**Exercise details**
Retype the records below exactly as they appear, but leave out any pictures.

## begin Dataset rows

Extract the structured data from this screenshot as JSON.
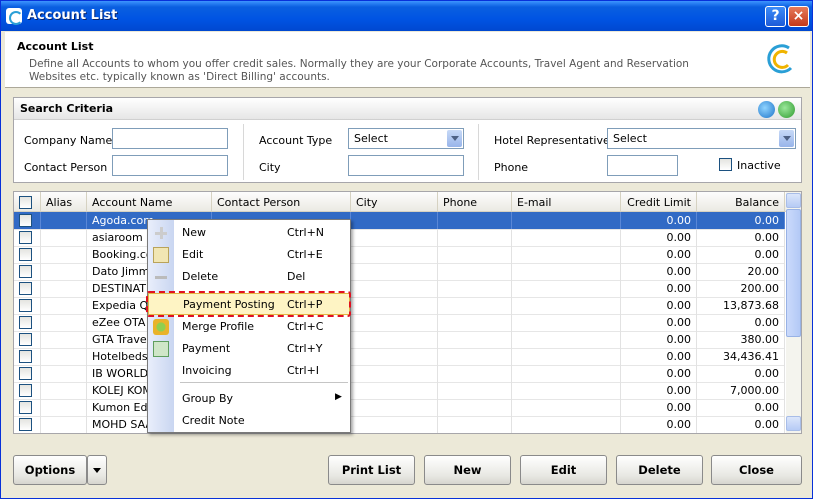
{
  "window": {
    "title": "Account List",
    "help_label": "?",
    "close_label": "×"
  },
  "header": {
    "title": "Account List",
    "description": "Define all Accounts to whom you offer credit sales. Normally they are your Corporate Accounts, Travel Agent and Reservation Websites etc. typically known as 'Direct Billing' accounts."
  },
  "search": {
    "title": "Search Criteria",
    "company_name_label": "Company Name",
    "company_name_value": "",
    "contact_person_label": "Contact Person",
    "contact_person_value": "",
    "account_type_label": "Account Type",
    "account_type_value": "Select",
    "city_label": "City",
    "city_value": "",
    "hotel_rep_label": "Hotel Representative",
    "hotel_rep_value": "Select",
    "phone_label": "Phone",
    "phone_value": "",
    "inactive_label": "Inactive"
  },
  "grid": {
    "columns": [
      "Alias",
      "Account Name",
      "Contact Person",
      "City",
      "Phone",
      "E-mail",
      "Credit Limit",
      "Balance"
    ],
    "rows": [
      {
        "account_name": "Agoda.com",
        "credit_limit": "0.00",
        "balance": "0.00"
      },
      {
        "account_name": "asiaroom",
        "credit_limit": "0.00",
        "balance": "0.00"
      },
      {
        "account_name": "Booking.com",
        "credit_limit": "0.00",
        "balance": "0.00"
      },
      {
        "account_name": "Dato Jimmy",
        "credit_limit": "0.00",
        "balance": "20.00"
      },
      {
        "account_name": "DESTINATI",
        "credit_limit": "0.00",
        "balance": "200.00"
      },
      {
        "account_name": "Expedia Qu",
        "credit_limit": "0.00",
        "balance": "13,873.68"
      },
      {
        "account_name": "eZee OTA E",
        "credit_limit": "0.00",
        "balance": "0.00"
      },
      {
        "account_name": "GTA Travel",
        "credit_limit": "0.00",
        "balance": "380.00"
      },
      {
        "account_name": "Hotelbeds",
        "credit_limit": "0.00",
        "balance": "34,436.41"
      },
      {
        "account_name": "IB WORLD",
        "credit_limit": "0.00",
        "balance": "0.00"
      },
      {
        "account_name": "KOLEJ KOM",
        "credit_limit": "0.00",
        "balance": "7,000.00"
      },
      {
        "account_name": "Kumon Edu",
        "credit_limit": "0.00",
        "balance": "0.00"
      },
      {
        "account_name": "MOHD SAA",
        "credit_limit": "0.00",
        "balance": "0.00"
      }
    ]
  },
  "context_menu": {
    "items": [
      {
        "label": "New",
        "shortcut": "Ctrl+N",
        "icon": "plus-icon"
      },
      {
        "label": "Edit",
        "shortcut": "Ctrl+E",
        "icon": "edit-icon"
      },
      {
        "label": "Delete",
        "shortcut": "Del",
        "icon": "minus-icon"
      },
      {
        "label": "Payment Posting",
        "shortcut": "Ctrl+P",
        "icon": ""
      },
      {
        "label": "Merge Profile",
        "shortcut": "Ctrl+C",
        "icon": "merge-icon"
      },
      {
        "label": "Payment",
        "shortcut": "Ctrl+Y",
        "icon": "payment-icon"
      },
      {
        "label": "Invoicing",
        "shortcut": "Ctrl+I",
        "icon": ""
      },
      {
        "label": "Group By",
        "shortcut": "",
        "icon": ""
      },
      {
        "label": "Credit Note",
        "shortcut": "",
        "icon": ""
      }
    ],
    "submenu_arrow": "▶"
  },
  "buttons": {
    "options": "Options",
    "print_list": "Print List",
    "new": "New",
    "edit": "Edit",
    "delete": "Delete",
    "close": "Close"
  },
  "colors": {
    "title_bar": "#0054e3",
    "selection": "#316ac5",
    "highlight_dash": "#e01020"
  }
}
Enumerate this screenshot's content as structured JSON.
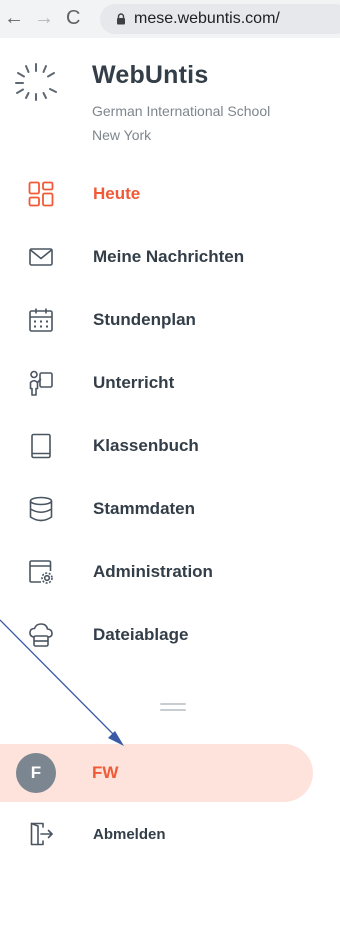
{
  "browser": {
    "back_glyph": "←",
    "forward_glyph": "→",
    "reload_glyph": "C",
    "url": "mese.webuntis.com/"
  },
  "app": {
    "title": "WebUntis",
    "school_line1": "German International School",
    "school_line2": "New York"
  },
  "menu": {
    "items": [
      {
        "label": "Heute",
        "icon": "grid-icon",
        "active": true
      },
      {
        "label": "Meine Nachrichten",
        "icon": "envelope-icon"
      },
      {
        "label": "Stundenplan",
        "icon": "calendar-icon"
      },
      {
        "label": "Unterricht",
        "icon": "teacher-icon"
      },
      {
        "label": "Klassenbuch",
        "icon": "book-icon"
      },
      {
        "label": "Stammdaten",
        "icon": "database-icon"
      },
      {
        "label": "Administration",
        "icon": "admin-gear-icon"
      },
      {
        "label": "Dateiablage",
        "icon": "cloud-storage-icon"
      }
    ]
  },
  "user": {
    "avatar_letter": "F",
    "name": "FW"
  },
  "logout": {
    "label": "Abmelden",
    "icon": "logout-door-icon"
  },
  "colors": {
    "accent": "#f05a37",
    "active_bg": "#fde3dc",
    "text": "#333e48",
    "annotation_arrow": "#3a5aa8"
  }
}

## end Dataset rows

**Full solution**
Extract the structured data from this screenshot as JSON.
{
  "window": {
    "title": "Account List",
    "help_label": "?",
    "close_label": "×"
  },
  "header": {
    "title": "Account List",
    "description": "Define all Accounts to whom you offer credit sales. Normally they are your Corporate Accounts, Travel Agent and Reservation Websites etc. typically known as 'Direct Billing' accounts."
  },
  "search": {
    "title": "Search Criteria",
    "company_name_label": "Company Name",
    "company_name_value": "",
    "contact_person_label": "Contact Person",
    "contact_person_value": "",
    "account_type_label": "Account Type",
    "account_type_value": "Select",
    "city_label": "City",
    "city_value": "",
    "hotel_rep_label": "Hotel Representative",
    "hotel_rep_value": "Select",
    "phone_label": "Phone",
    "phone_value": "",
    "inactive_label": "Inactive"
  },
  "grid": {
    "columns": [
      "Alias",
      "Account Name",
      "Contact Person",
      "City",
      "Phone",
      "E-mail",
      "Credit Limit",
      "Balance"
    ],
    "rows": [
      {
        "account_name": "Agoda.com",
        "credit_limit": "0.00",
        "balance": "0.00"
      },
      {
        "account_name": "asiaroom",
        "credit_limit": "0.00",
        "balance": "0.00"
      },
      {
        "account_name": "Booking.com",
        "credit_limit": "0.00",
        "balance": "0.00"
      },
      {
        "account_name": "Dato Jimmy",
        "credit_limit": "0.00",
        "balance": "20.00"
      },
      {
        "account_name": "DESTINATI",
        "credit_limit": "0.00",
        "balance": "200.00"
      },
      {
        "account_name": "Expedia Qu",
        "credit_limit": "0.00",
        "balance": "13,873.68"
      },
      {
        "account_name": "eZee OTA E",
        "credit_limit": "0.00",
        "balance": "0.00"
      },
      {
        "account_name": "GTA Travel",
        "credit_limit": "0.00",
        "balance": "380.00"
      },
      {
        "account_name": "Hotelbeds",
        "credit_limit": "0.00",
        "balance": "34,436.41"
      },
      {
        "account_name": "IB WORLD",
        "credit_limit": "0.00",
        "balance": "0.00"
      },
      {
        "account_name": "KOLEJ KOM",
        "credit_limit": "0.00",
        "balance": "7,000.00"
      },
      {
        "account_name": "Kumon Edu",
        "credit_limit": "0.00",
        "balance": "0.00"
      },
      {
        "account_name": "MOHD SAA",
        "credit_limit": "0.00",
        "balance": "0.00"
      }
    ]
  },
  "context_menu": {
    "items": [
      {
        "label": "New",
        "shortcut": "Ctrl+N",
        "icon": "plus-icon"
      },
      {
        "label": "Edit",
        "shortcut": "Ctrl+E",
        "icon": "edit-icon"
      },
      {
        "label": "Delete",
        "shortcut": "Del",
        "icon": "minus-icon"
      },
      {
        "label": "Payment Posting",
        "shortcut": "Ctrl+P",
        "icon": ""
      },
      {
        "label": "Merge Profile",
        "shortcut": "Ctrl+C",
        "icon": "merge-icon"
      },
      {
        "label": "Payment",
        "shortcut": "Ctrl+Y",
        "icon": "payment-icon"
      },
      {
        "label": "Invoicing",
        "shortcut": "Ctrl+I",
        "icon": ""
      },
      {
        "label": "Group By",
        "shortcut": "",
        "icon": ""
      },
      {
        "label": "Credit Note",
        "shortcut": "",
        "icon": ""
      }
    ],
    "submenu_arrow": "▶"
  },
  "buttons": {
    "options": "Options",
    "print_list": "Print List",
    "new": "New",
    "edit": "Edit",
    "delete": "Delete",
    "close": "Close"
  },
  "colors": {
    "title_bar": "#0054e3",
    "selection": "#316ac5",
    "highlight_dash": "#e01020"
  }
}
Enumerate this screenshot's content as structured JSON.
{
  "browser": {
    "back_glyph": "←",
    "forward_glyph": "→",
    "reload_glyph": "C",
    "url": "mese.webuntis.com/"
  },
  "app": {
    "title": "WebUntis",
    "school_line1": "German International School",
    "school_line2": "New York"
  },
  "menu": {
    "items": [
      {
        "label": "Heute",
        "icon": "grid-icon",
        "active": true
      },
      {
        "label": "Meine Nachrichten",
        "icon": "envelope-icon"
      },
      {
        "label": "Stundenplan",
        "icon": "calendar-icon"
      },
      {
        "label": "Unterricht",
        "icon": "teacher-icon"
      },
      {
        "label": "Klassenbuch",
        "icon": "book-icon"
      },
      {
        "label": "Stammdaten",
        "icon": "database-icon"
      },
      {
        "label": "Administration",
        "icon": "admin-gear-icon"
      },
      {
        "label": "Dateiablage",
        "icon": "cloud-storage-icon"
      }
    ]
  },
  "user": {
    "avatar_letter": "F",
    "name": "FW"
  },
  "logout": {
    "label": "Abmelden",
    "icon": "logout-door-icon"
  },
  "colors": {
    "accent": "#f05a37",
    "active_bg": "#fde3dc",
    "text": "#333e48",
    "annotation_arrow": "#3a5aa8"
  }
}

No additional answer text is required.